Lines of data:
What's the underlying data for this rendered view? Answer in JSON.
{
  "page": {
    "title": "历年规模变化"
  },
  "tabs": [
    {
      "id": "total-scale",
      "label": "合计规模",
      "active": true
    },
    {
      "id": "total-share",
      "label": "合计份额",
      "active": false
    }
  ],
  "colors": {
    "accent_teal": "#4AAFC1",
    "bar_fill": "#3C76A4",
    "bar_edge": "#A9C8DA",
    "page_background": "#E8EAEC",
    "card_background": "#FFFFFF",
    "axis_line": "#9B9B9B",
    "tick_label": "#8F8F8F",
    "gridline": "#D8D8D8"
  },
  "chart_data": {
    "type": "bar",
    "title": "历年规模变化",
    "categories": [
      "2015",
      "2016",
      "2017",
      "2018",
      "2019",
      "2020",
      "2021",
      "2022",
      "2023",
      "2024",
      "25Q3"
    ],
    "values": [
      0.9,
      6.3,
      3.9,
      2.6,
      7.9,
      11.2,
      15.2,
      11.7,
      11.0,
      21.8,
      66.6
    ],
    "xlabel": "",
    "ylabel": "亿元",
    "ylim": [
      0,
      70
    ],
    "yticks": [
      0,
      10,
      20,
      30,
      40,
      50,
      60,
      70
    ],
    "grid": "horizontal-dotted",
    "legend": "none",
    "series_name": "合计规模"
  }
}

Exercise details: Every entry above should be retyped exactly as shown.

Solved problem:
What's the underlying data for this rendered view? Answer in JSON.
{
  "page": {
    "title": "历年规模变化"
  },
  "tabs": [
    {
      "id": "total-scale",
      "label": "合计规模",
      "active": true
    },
    {
      "id": "total-share",
      "label": "合计份额",
      "active": false
    }
  ],
  "colors": {
    "accent_teal": "#4AAFC1",
    "bar_fill": "#3C76A4",
    "bar_edge": "#A9C8DA",
    "page_background": "#E8EAEC",
    "card_background": "#FFFFFF",
    "axis_line": "#9B9B9B",
    "tick_label": "#8F8F8F",
    "gridline": "#D8D8D8"
  },
  "chart_data": {
    "type": "bar",
    "title": "历年规模变化",
    "categories": [
      "2015",
      "2016",
      "2017",
      "2018",
      "2019",
      "2020",
      "2021",
      "2022",
      "2023",
      "2024",
      "25Q3"
    ],
    "values": [
      0.9,
      6.3,
      3.9,
      2.6,
      7.9,
      11.2,
      15.2,
      11.7,
      11.0,
      21.8,
      66.6
    ],
    "xlabel": "",
    "ylabel": "亿元",
    "ylim": [
      0,
      70
    ],
    "yticks": [
      0,
      10,
      20,
      30,
      40,
      50,
      60,
      70
    ],
    "grid": "horizontal-dotted",
    "legend": "none",
    "series_name": "合计规模"
  }
}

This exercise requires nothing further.